**WORK REQUIRED:** Each record below should be output verbatim, without pictures.

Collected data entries
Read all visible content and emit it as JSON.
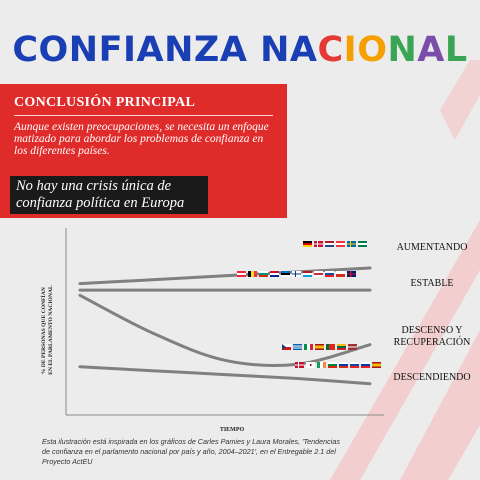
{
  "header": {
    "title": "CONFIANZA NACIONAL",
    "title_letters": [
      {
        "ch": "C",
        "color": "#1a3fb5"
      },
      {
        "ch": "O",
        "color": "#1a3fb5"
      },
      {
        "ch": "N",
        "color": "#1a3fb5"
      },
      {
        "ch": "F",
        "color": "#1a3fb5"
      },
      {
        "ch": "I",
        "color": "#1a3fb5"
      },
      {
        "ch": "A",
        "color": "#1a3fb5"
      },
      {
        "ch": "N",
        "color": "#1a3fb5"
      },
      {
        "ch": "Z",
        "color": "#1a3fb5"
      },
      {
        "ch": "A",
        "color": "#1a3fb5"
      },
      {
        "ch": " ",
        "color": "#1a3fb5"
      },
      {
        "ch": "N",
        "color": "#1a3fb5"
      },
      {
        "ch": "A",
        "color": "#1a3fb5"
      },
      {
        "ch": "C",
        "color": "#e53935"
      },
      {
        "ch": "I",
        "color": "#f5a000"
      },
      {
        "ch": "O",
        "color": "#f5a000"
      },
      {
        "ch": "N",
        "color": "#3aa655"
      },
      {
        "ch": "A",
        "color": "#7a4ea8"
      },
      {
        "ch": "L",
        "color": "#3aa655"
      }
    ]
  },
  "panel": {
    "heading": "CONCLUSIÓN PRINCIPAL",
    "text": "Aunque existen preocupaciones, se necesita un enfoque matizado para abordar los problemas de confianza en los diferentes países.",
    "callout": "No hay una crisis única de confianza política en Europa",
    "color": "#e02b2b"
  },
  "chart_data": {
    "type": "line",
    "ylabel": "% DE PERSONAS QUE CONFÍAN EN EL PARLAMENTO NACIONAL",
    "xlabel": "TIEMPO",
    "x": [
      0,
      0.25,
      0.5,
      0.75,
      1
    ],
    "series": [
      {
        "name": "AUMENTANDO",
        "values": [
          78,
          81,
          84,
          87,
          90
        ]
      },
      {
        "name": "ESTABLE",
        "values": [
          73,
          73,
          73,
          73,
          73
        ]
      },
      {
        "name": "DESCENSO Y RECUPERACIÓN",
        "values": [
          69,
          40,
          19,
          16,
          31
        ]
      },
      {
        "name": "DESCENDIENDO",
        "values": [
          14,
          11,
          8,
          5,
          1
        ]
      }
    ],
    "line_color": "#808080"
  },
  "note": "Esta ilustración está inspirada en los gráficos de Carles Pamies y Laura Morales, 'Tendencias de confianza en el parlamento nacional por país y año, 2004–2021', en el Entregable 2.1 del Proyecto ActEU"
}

**ANSWER FOR THE TASK:**
Read all visible content and emit it as JSON.
{
  "header": {
    "title": "CONFIANZA NACIONAL",
    "title_letters": [
      {
        "ch": "C",
        "color": "#1a3fb5"
      },
      {
        "ch": "O",
        "color": "#1a3fb5"
      },
      {
        "ch": "N",
        "color": "#1a3fb5"
      },
      {
        "ch": "F",
        "color": "#1a3fb5"
      },
      {
        "ch": "I",
        "color": "#1a3fb5"
      },
      {
        "ch": "A",
        "color": "#1a3fb5"
      },
      {
        "ch": "N",
        "color": "#1a3fb5"
      },
      {
        "ch": "Z",
        "color": "#1a3fb5"
      },
      {
        "ch": "A",
        "color": "#1a3fb5"
      },
      {
        "ch": " ",
        "color": "#1a3fb5"
      },
      {
        "ch": "N",
        "color": "#1a3fb5"
      },
      {
        "ch": "A",
        "color": "#1a3fb5"
      },
      {
        "ch": "C",
        "color": "#e53935"
      },
      {
        "ch": "I",
        "color": "#f5a000"
      },
      {
        "ch": "O",
        "color": "#f5a000"
      },
      {
        "ch": "N",
        "color": "#3aa655"
      },
      {
        "ch": "A",
        "color": "#7a4ea8"
      },
      {
        "ch": "L",
        "color": "#3aa655"
      }
    ]
  },
  "panel": {
    "heading": "CONCLUSIÓN PRINCIPAL",
    "text": "Aunque existen preocupaciones, se necesita un enfoque matizado para abordar los problemas de confianza en los diferentes países.",
    "callout": "No hay una crisis única de confianza política en Europa",
    "color": "#e02b2b"
  },
  "chart_data": {
    "type": "line",
    "ylabel": "% DE PERSONAS QUE CONFÍAN EN EL PARLAMENTO NACIONAL",
    "xlabel": "TIEMPO",
    "x": [
      0,
      0.25,
      0.5,
      0.75,
      1
    ],
    "series": [
      {
        "name": "AUMENTANDO",
        "values": [
          78,
          81,
          84,
          87,
          90
        ]
      },
      {
        "name": "ESTABLE",
        "values": [
          73,
          73,
          73,
          73,
          73
        ]
      },
      {
        "name": "DESCENSO Y RECUPERACIÓN",
        "values": [
          69,
          40,
          19,
          16,
          31
        ]
      },
      {
        "name": "DESCENDIENDO",
        "values": [
          14,
          11,
          8,
          5,
          1
        ]
      }
    ],
    "line_color": "#808080"
  },
  "note": "Esta ilustración está inspirada en los gráficos de Carles Pamies y Laura Morales, 'Tendencias de confianza en el parlamento nacional por país y año, 2004–2021', en el Entregable 2.1 del Proyecto ActEU"
}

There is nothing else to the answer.